**PROBLEM TO WORK ON:** Repeat the listing that follows, character for character, minus the pictures.

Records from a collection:
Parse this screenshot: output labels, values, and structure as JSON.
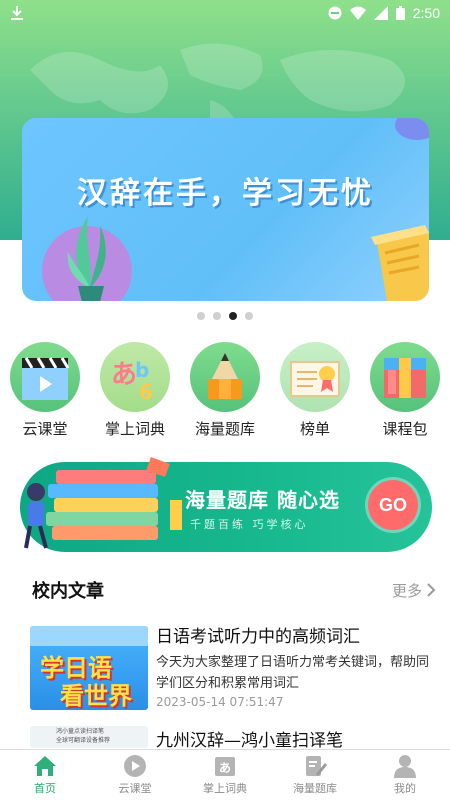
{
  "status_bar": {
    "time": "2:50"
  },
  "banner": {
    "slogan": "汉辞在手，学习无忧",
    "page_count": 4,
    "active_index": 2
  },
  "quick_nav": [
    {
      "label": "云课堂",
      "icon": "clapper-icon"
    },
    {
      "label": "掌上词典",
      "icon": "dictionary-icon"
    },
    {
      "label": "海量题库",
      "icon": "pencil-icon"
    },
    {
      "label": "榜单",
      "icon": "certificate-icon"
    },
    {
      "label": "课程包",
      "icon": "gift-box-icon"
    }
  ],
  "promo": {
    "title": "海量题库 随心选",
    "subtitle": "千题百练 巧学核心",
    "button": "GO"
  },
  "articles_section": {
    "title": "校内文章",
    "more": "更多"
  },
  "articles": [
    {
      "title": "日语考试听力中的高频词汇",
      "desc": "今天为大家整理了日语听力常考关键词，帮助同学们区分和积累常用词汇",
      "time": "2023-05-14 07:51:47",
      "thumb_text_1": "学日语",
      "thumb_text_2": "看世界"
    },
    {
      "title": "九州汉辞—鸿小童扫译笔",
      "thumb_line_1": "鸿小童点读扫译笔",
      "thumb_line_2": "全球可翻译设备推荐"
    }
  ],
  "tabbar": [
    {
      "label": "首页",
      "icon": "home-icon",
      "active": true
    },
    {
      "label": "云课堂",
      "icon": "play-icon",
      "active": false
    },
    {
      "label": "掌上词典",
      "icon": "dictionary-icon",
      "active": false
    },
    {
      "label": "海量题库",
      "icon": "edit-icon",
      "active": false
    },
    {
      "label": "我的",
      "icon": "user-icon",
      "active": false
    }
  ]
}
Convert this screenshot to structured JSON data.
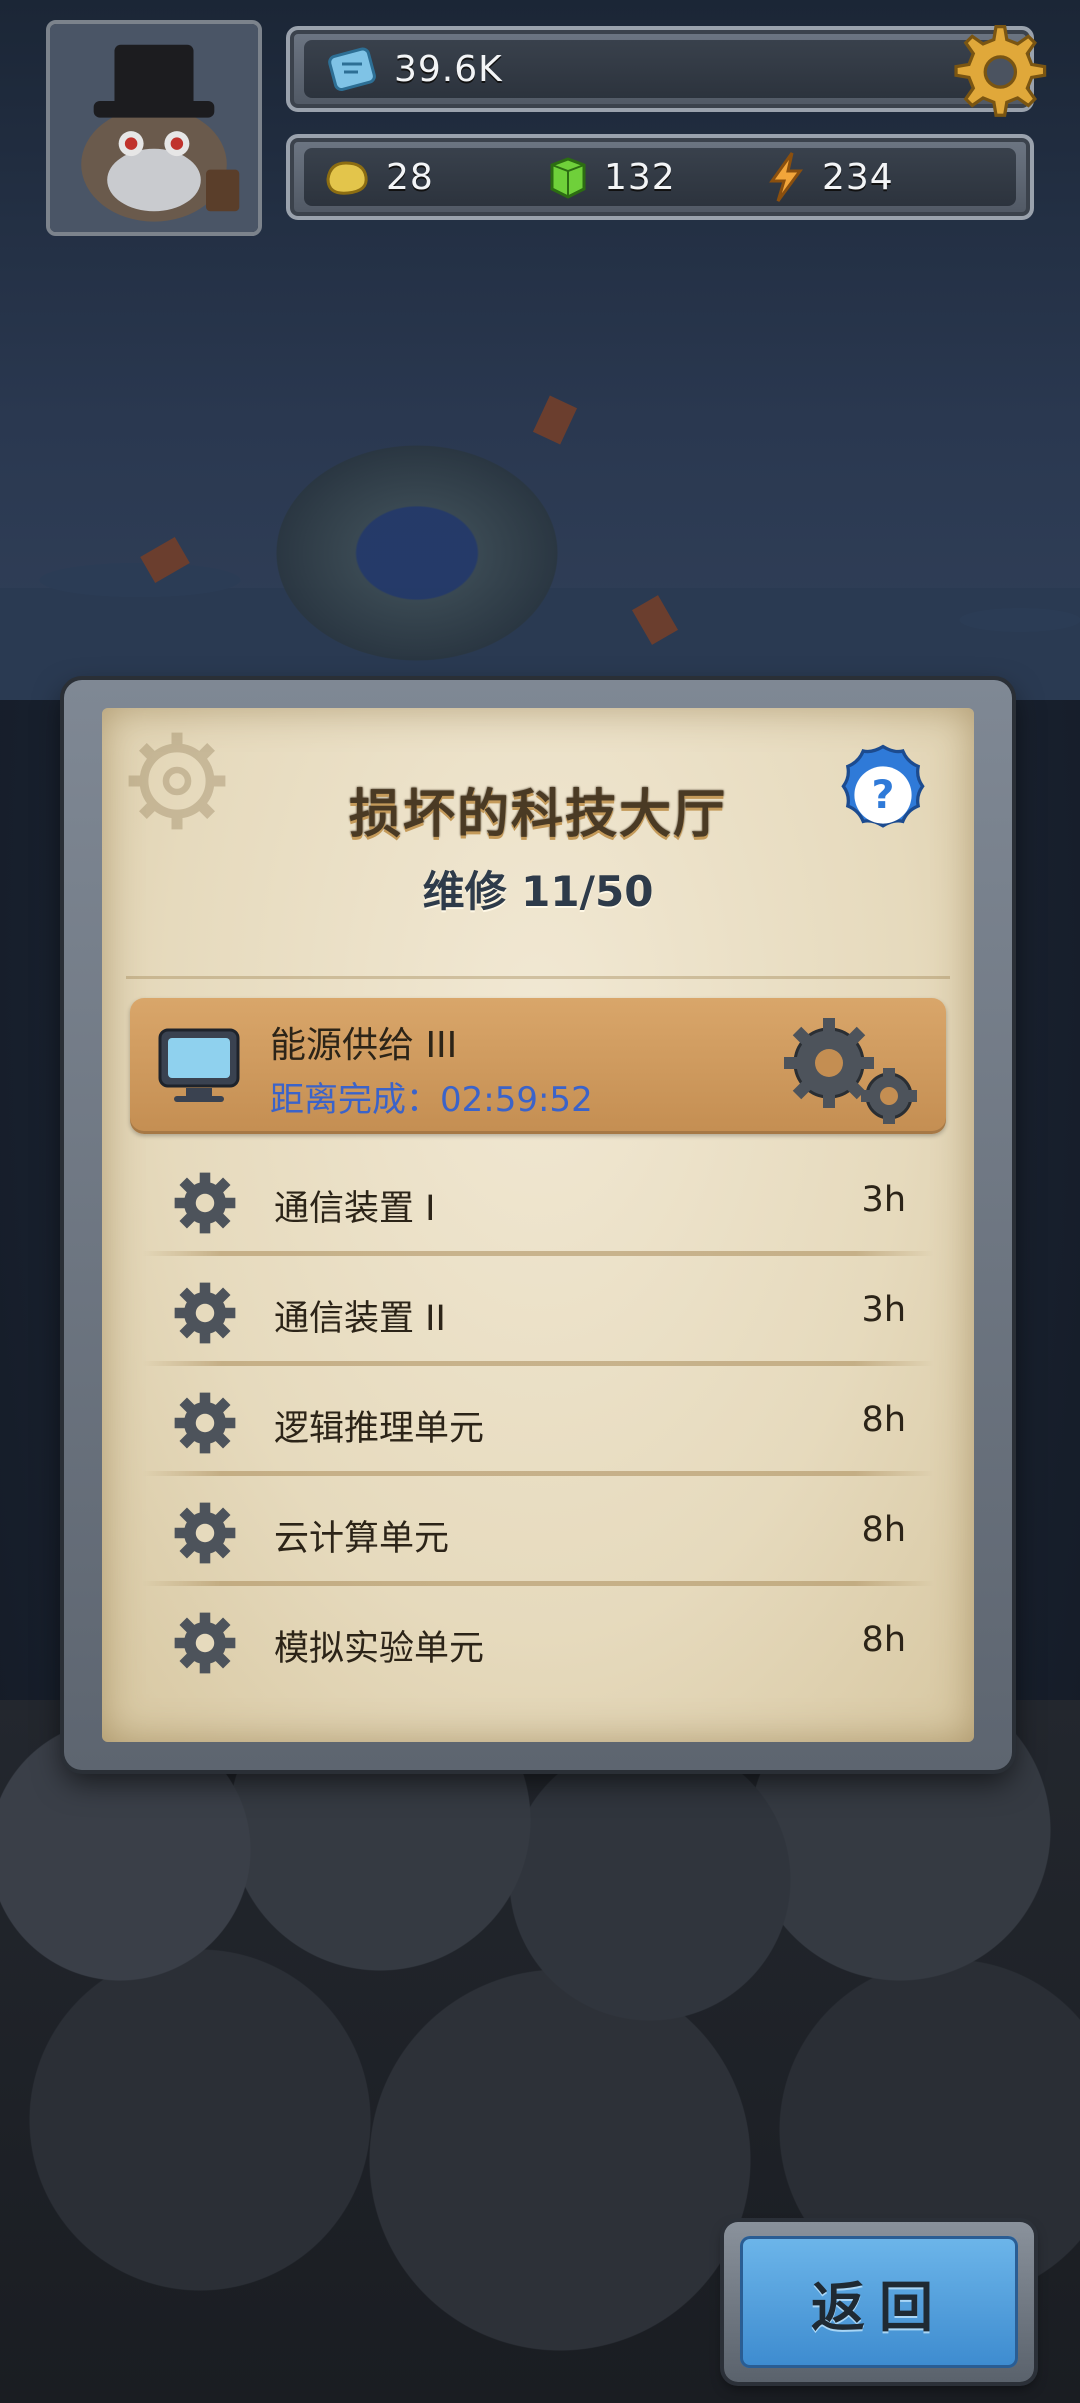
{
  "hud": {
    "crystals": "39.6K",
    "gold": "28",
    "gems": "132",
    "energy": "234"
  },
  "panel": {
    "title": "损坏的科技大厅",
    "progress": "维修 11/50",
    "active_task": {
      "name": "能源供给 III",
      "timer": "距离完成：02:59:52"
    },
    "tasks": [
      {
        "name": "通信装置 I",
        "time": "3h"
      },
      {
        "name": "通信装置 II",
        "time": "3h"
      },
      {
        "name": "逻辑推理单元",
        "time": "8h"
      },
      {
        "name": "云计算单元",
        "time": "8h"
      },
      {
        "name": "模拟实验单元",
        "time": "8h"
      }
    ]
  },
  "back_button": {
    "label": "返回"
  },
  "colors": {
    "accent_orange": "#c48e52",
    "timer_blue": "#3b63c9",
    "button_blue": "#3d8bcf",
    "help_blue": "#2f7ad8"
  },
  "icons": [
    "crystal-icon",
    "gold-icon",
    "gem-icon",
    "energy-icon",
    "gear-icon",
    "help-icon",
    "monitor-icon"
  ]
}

**WRITTEN RESPONSE:**
Parse this screenshot: output labels, values, and structure as JSON.
{
  "status_bar": {
    "time": "2:50"
  },
  "banner": {
    "slogan": "汉辞在手，学习无忧",
    "page_count": 4,
    "active_index": 2
  },
  "quick_nav": [
    {
      "label": "云课堂",
      "icon": "clapper-icon"
    },
    {
      "label": "掌上词典",
      "icon": "dictionary-icon"
    },
    {
      "label": "海量题库",
      "icon": "pencil-icon"
    },
    {
      "label": "榜单",
      "icon": "certificate-icon"
    },
    {
      "label": "课程包",
      "icon": "gift-box-icon"
    }
  ],
  "promo": {
    "title": "海量题库 随心选",
    "subtitle": "千题百练 巧学核心",
    "button": "GO"
  },
  "articles_section": {
    "title": "校内文章",
    "more": "更多"
  },
  "articles": [
    {
      "title": "日语考试听力中的高频词汇",
      "desc": "今天为大家整理了日语听力常考关键词，帮助同学们区分和积累常用词汇",
      "time": "2023-05-14 07:51:47",
      "thumb_text_1": "学日语",
      "thumb_text_2": "看世界"
    },
    {
      "title": "九州汉辞—鸿小童扫译笔",
      "thumb_line_1": "鸿小童点读扫译笔",
      "thumb_line_2": "全球可翻译设备推荐"
    }
  ],
  "tabbar": [
    {
      "label": "首页",
      "icon": "home-icon",
      "active": true
    },
    {
      "label": "云课堂",
      "icon": "play-icon",
      "active": false
    },
    {
      "label": "掌上词典",
      "icon": "dictionary-icon",
      "active": false
    },
    {
      "label": "海量题库",
      "icon": "edit-icon",
      "active": false
    },
    {
      "label": "我的",
      "icon": "user-icon",
      "active": false
    }
  ]
}
Convert this screenshot to structured JSON data.
{
  "hud": {
    "crystals": "39.6K",
    "gold": "28",
    "gems": "132",
    "energy": "234"
  },
  "panel": {
    "title": "损坏的科技大厅",
    "progress": "维修 11/50",
    "active_task": {
      "name": "能源供给 III",
      "timer": "距离完成：02:59:52"
    },
    "tasks": [
      {
        "name": "通信装置 I",
        "time": "3h"
      },
      {
        "name": "通信装置 II",
        "time": "3h"
      },
      {
        "name": "逻辑推理单元",
        "time": "8h"
      },
      {
        "name": "云计算单元",
        "time": "8h"
      },
      {
        "name": "模拟实验单元",
        "time": "8h"
      }
    ]
  },
  "back_button": {
    "label": "返回"
  },
  "colors": {
    "accent_orange": "#c48e52",
    "timer_blue": "#3b63c9",
    "button_blue": "#3d8bcf",
    "help_blue": "#2f7ad8"
  },
  "icons": [
    "crystal-icon",
    "gold-icon",
    "gem-icon",
    "energy-icon",
    "gear-icon",
    "help-icon",
    "monitor-icon"
  ]
}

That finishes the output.